Identify the lines that contain the string "Staatsrates" and copy all of them.

--- begin Data listing ---

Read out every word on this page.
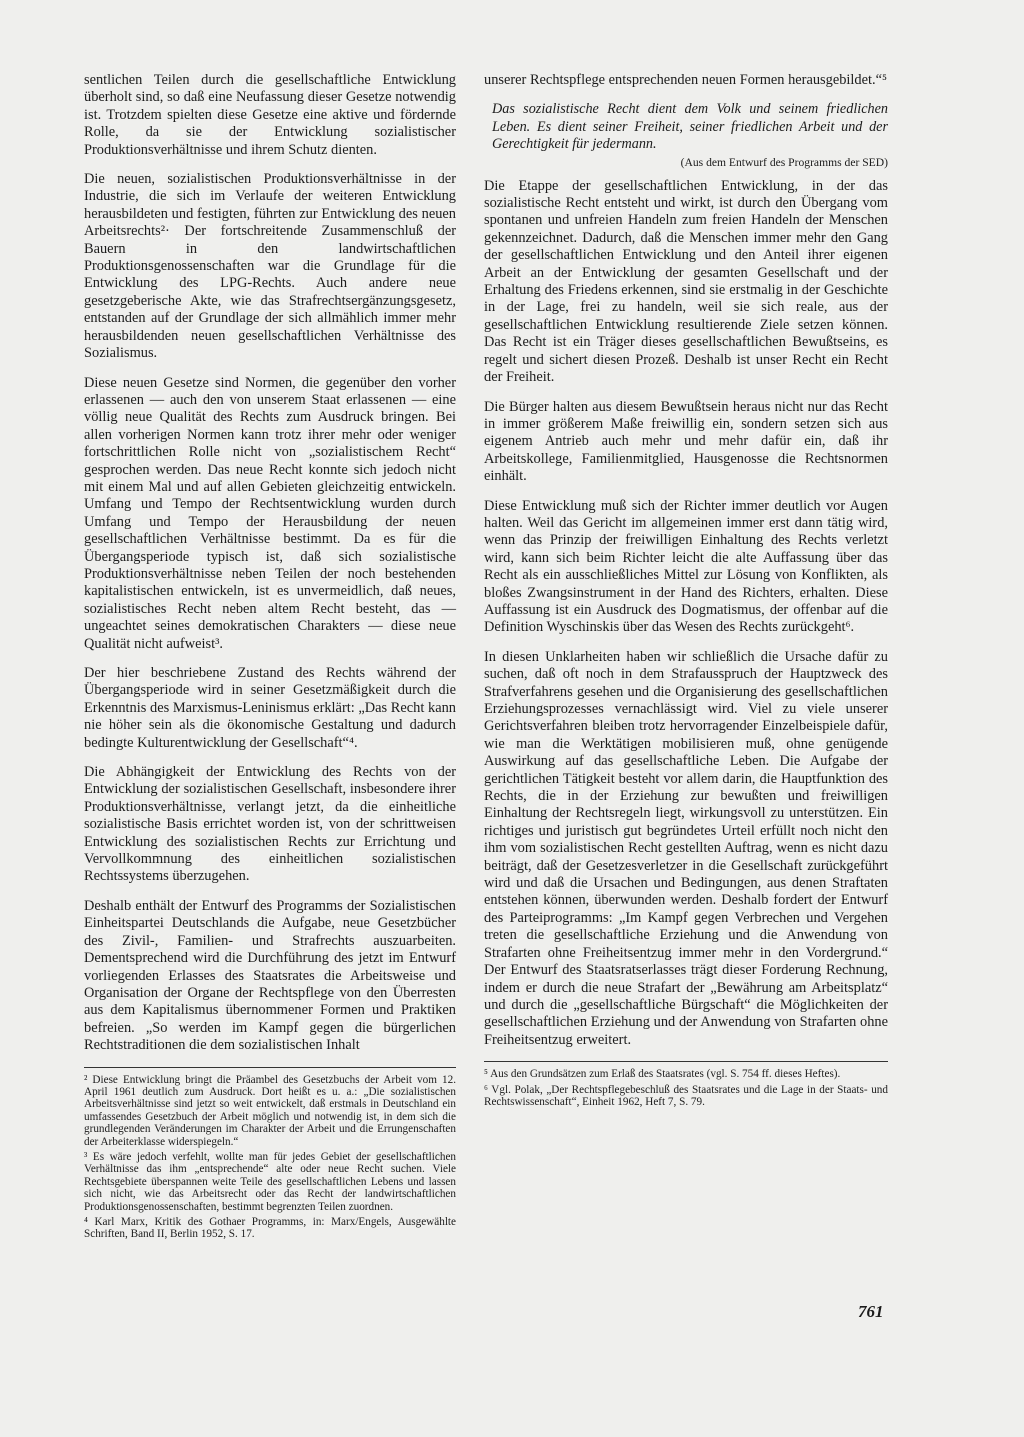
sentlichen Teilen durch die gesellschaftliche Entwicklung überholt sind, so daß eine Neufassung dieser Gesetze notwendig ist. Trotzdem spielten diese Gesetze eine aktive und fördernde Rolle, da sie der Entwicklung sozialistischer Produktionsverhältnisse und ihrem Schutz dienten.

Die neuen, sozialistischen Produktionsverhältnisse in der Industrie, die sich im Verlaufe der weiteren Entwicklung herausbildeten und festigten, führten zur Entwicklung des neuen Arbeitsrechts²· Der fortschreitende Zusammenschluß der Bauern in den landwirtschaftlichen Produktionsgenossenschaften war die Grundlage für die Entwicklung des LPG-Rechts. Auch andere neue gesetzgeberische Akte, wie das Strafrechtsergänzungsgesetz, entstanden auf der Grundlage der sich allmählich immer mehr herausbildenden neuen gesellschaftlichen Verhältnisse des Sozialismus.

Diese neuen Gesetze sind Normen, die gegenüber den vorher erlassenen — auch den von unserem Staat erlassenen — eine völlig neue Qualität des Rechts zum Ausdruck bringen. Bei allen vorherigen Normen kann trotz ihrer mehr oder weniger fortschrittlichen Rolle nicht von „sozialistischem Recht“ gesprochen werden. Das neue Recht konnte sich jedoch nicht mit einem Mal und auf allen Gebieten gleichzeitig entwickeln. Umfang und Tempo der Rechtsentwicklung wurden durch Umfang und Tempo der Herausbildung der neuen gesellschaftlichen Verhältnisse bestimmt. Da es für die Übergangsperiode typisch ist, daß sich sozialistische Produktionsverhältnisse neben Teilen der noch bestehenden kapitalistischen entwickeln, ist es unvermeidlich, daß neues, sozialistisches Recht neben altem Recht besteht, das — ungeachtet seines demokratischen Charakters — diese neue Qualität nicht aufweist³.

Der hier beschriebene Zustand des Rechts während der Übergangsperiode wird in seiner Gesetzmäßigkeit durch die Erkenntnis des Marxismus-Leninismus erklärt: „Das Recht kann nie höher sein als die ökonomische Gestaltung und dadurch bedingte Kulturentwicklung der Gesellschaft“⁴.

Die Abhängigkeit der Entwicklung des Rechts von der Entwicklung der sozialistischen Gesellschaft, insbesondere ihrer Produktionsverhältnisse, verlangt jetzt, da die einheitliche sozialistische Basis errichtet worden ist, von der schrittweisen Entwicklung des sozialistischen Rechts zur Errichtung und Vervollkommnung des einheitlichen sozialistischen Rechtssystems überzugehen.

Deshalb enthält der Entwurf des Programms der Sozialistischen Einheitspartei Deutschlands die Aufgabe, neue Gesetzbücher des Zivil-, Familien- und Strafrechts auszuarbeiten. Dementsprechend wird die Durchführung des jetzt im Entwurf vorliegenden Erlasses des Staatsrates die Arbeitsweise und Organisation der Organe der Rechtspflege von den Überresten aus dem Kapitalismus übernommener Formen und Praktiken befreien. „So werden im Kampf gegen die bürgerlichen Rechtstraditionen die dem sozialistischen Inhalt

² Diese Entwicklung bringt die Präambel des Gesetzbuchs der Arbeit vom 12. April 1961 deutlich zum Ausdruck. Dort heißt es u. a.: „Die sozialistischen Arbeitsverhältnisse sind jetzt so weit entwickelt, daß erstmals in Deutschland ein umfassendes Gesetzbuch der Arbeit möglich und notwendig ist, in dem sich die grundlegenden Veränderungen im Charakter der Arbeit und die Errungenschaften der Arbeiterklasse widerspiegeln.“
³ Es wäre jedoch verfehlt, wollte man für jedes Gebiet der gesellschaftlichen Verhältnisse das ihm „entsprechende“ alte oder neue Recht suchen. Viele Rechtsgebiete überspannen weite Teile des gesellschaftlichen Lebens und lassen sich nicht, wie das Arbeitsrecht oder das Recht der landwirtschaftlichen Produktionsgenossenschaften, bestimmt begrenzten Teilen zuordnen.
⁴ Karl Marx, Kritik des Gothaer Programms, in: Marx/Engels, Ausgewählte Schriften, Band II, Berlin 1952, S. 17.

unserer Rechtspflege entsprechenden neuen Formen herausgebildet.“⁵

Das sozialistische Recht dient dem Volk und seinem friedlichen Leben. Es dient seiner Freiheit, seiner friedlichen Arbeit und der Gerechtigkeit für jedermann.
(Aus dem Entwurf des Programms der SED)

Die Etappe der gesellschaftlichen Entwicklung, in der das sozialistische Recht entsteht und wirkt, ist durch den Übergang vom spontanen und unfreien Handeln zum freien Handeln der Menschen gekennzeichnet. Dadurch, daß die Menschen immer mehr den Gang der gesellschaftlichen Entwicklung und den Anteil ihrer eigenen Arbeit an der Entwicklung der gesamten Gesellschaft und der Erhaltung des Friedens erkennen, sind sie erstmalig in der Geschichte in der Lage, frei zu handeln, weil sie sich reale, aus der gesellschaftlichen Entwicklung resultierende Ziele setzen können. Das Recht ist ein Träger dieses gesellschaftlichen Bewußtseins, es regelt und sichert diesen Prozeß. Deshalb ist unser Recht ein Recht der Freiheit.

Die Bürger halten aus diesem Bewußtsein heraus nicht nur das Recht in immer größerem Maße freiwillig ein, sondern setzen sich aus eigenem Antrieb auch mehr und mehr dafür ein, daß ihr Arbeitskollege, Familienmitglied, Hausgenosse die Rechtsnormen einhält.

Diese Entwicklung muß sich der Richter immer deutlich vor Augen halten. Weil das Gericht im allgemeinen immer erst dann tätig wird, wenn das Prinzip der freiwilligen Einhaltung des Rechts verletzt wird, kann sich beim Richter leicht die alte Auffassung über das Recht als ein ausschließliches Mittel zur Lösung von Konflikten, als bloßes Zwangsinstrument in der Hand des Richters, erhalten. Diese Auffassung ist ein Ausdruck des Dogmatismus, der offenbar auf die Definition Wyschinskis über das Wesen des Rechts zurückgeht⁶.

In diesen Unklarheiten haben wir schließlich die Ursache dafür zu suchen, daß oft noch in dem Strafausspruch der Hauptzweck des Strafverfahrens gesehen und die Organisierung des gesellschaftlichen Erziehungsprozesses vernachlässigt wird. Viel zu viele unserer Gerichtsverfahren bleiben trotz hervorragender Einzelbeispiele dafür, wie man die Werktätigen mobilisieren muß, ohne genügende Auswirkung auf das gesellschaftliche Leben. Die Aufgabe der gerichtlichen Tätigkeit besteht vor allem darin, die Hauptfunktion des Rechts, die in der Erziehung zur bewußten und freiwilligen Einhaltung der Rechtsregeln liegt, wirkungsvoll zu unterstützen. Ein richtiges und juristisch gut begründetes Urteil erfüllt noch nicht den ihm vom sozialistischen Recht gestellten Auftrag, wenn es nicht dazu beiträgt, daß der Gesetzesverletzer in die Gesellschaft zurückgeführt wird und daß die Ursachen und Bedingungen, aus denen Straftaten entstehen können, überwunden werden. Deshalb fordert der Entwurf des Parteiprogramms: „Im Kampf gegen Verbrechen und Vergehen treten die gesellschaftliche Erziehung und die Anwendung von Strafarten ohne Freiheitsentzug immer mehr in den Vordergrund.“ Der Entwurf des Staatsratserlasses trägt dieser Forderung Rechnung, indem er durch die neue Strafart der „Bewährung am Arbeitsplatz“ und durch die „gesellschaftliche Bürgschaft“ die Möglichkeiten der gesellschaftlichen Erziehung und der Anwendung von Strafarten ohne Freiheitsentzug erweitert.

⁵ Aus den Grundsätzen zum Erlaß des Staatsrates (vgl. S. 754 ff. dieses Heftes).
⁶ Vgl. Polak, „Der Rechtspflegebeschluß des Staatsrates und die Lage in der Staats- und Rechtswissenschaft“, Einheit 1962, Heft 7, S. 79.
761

--- end Data listing ---
--- begin Data listing ---

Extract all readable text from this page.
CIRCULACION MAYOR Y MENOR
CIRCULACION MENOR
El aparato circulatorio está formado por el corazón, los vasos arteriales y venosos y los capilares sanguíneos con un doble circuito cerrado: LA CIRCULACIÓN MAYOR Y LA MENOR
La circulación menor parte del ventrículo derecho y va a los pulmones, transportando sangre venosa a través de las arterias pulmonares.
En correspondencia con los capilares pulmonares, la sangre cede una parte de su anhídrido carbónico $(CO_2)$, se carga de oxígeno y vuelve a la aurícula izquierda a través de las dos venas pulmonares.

--- end Data listing ---

## Reply to the task:
Deshalb enthält der Entwurf des Programms der Sozialistischen Einheitspartei Deutschlands die Aufgabe, neue Gesetzbücher des Zivil-, Familien- und Strafrechts auszuarbeiten. Dementsprechend wird die Durchführung des jetzt im Entwurf vorliegenden Erlasses des Staatsrates die Arbeitsweise und Organisation der Organe der Rechtspflege von den Überresten aus dem Kapitalismus übernommener Formen und Praktiken befreien. „So werden im Kampf gegen die bürgerlichen Rechtstraditionen die dem sozialistischen Inhalt
⁵ Aus den Grundsätzen zum Erlaß des Staatsrates (vgl. S. 754 ff. dieses Heftes).
⁶ Vgl. Polak, „Der Rechtspflegebeschluß des Staatsrates und die Lage in der Staats- und Rechtswissenschaft“, Einheit 1962, Heft 7, S. 79.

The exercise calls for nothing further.